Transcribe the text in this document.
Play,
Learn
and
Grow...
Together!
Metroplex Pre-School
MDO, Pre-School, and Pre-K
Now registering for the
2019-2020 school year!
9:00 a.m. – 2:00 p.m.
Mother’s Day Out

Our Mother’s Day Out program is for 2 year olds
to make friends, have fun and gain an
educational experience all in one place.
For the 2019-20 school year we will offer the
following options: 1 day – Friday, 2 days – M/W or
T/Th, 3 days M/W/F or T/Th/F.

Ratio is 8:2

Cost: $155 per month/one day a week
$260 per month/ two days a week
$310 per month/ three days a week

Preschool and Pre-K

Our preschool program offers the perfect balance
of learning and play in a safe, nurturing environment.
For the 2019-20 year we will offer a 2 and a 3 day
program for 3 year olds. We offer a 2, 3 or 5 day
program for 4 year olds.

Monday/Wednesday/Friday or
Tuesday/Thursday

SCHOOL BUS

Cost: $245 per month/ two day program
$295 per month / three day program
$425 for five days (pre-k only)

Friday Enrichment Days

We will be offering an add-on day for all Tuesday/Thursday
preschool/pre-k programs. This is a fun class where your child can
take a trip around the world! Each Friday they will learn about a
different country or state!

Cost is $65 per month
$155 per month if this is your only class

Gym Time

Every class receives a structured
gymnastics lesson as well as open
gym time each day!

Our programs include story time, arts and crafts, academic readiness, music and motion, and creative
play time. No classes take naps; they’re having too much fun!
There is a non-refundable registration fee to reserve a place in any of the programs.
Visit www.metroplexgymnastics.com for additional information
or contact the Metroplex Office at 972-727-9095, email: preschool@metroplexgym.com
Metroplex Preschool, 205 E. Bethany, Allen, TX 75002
-------
• What the task asks: Select from the material above each line in which the string "take" appears, and list those lines.

• Full response:
take a trip around the world! Each Friday they will learn about a
play time. No classes take naps; they’re having too much fun!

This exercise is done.